>> BEGIN

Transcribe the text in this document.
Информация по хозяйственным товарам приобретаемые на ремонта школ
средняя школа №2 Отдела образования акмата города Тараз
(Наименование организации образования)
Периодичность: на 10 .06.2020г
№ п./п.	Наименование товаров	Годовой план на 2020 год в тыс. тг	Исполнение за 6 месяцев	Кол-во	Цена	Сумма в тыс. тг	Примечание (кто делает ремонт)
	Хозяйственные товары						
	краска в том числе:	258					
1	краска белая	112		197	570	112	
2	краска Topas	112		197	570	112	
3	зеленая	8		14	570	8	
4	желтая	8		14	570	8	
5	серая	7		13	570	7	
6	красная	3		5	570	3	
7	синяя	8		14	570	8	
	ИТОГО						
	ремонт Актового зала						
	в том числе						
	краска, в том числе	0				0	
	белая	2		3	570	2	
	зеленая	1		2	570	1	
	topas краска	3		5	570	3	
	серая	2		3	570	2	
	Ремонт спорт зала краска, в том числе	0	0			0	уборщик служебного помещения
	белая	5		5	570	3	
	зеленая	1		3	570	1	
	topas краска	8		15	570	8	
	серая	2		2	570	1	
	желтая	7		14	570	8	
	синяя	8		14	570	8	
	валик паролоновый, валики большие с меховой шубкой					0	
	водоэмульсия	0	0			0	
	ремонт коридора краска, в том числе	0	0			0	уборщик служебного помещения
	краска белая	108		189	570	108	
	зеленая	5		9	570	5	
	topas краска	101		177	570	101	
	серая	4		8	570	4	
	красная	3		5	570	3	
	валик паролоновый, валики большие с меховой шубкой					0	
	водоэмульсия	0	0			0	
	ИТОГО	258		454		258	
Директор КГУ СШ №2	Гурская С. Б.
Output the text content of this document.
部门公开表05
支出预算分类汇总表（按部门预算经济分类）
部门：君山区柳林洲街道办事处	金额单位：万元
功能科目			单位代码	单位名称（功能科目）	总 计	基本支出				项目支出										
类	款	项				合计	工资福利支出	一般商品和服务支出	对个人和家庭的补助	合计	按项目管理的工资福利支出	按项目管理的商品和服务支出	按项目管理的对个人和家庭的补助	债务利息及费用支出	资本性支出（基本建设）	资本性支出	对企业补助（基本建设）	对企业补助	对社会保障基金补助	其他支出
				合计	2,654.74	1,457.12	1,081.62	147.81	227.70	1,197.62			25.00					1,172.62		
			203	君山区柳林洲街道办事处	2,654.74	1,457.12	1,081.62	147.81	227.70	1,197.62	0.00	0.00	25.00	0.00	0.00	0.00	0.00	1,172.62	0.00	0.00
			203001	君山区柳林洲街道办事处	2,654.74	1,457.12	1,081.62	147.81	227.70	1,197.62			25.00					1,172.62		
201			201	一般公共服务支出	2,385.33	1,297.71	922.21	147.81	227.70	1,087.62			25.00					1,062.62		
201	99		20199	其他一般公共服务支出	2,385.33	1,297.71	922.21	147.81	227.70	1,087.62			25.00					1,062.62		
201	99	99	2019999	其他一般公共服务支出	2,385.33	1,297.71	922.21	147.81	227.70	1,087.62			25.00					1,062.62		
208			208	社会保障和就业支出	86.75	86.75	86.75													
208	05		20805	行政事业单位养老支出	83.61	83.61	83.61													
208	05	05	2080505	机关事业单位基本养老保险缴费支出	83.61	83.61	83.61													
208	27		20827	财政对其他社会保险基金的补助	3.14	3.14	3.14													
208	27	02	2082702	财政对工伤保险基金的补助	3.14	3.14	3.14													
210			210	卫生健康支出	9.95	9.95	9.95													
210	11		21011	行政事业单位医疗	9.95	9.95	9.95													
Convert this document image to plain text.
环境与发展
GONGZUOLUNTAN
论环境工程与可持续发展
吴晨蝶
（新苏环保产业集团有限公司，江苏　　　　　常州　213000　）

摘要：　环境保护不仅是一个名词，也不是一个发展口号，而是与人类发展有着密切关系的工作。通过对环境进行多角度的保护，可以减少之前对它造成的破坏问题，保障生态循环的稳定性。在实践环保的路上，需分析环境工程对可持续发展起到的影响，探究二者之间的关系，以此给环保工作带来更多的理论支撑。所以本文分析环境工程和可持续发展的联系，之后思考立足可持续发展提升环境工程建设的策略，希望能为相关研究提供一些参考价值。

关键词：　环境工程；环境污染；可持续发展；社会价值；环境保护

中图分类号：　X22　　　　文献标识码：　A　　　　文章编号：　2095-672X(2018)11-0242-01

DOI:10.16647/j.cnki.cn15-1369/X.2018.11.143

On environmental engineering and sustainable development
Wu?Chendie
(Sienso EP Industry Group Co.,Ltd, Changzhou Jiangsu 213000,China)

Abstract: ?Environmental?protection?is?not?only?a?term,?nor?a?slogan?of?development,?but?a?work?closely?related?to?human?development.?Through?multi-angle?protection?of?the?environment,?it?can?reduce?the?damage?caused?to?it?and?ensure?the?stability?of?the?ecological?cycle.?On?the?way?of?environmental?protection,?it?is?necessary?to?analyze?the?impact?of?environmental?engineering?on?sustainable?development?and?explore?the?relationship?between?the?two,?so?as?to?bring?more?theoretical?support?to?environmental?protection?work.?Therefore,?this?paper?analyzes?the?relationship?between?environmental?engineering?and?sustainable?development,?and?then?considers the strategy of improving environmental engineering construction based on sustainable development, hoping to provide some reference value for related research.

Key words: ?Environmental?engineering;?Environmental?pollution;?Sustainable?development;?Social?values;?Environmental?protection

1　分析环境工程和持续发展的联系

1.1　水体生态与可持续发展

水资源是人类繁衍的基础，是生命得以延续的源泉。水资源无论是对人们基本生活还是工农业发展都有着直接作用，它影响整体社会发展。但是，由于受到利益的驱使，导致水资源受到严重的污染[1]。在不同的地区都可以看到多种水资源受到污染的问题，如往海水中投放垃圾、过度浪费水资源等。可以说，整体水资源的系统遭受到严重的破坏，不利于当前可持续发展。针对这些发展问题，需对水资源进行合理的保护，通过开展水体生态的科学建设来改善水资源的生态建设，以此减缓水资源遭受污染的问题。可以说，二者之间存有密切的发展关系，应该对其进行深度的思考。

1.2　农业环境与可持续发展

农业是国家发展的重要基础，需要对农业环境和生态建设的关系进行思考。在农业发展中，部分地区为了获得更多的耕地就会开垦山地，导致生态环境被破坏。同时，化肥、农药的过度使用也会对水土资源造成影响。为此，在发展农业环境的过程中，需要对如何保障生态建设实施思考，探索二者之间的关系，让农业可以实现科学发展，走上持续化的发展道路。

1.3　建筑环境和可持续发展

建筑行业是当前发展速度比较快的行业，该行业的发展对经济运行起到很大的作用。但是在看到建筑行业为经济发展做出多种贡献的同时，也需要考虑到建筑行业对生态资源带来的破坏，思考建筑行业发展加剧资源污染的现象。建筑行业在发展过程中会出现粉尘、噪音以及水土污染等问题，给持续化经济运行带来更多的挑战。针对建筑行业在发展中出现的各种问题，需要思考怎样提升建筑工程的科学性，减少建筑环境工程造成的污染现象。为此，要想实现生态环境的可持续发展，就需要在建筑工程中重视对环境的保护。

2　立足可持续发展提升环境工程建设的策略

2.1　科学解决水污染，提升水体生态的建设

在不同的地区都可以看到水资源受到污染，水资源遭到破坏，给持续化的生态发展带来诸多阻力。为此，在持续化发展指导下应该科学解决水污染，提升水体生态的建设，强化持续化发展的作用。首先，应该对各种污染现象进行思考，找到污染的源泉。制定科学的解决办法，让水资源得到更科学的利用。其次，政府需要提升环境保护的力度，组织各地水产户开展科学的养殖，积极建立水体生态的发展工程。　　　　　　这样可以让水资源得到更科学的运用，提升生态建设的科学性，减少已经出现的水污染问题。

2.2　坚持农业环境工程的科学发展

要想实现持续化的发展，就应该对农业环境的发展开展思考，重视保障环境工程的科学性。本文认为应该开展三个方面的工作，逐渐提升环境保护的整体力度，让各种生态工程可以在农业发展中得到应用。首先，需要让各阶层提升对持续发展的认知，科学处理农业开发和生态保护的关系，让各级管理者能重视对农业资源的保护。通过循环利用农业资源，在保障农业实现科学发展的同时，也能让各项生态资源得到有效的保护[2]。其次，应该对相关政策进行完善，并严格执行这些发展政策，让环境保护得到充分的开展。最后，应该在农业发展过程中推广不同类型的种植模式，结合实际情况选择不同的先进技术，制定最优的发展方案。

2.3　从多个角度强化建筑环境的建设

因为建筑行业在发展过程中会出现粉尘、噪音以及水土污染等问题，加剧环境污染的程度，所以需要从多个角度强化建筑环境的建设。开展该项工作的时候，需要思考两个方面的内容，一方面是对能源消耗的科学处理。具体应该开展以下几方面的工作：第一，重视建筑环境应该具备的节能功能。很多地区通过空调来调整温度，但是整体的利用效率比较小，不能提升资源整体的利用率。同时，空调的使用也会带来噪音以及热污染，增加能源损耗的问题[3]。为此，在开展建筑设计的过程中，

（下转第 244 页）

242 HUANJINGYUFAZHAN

>> END

**Written exercise**
Report all lines of the data above that include the string "служебного".

**Answer in full**
	Ремонт спорт зала краска, в том числе	0	0			0	уборщик служебного помещения
	ремонт коридора краска, в том числе	0	0			0	уборщик служебного помещения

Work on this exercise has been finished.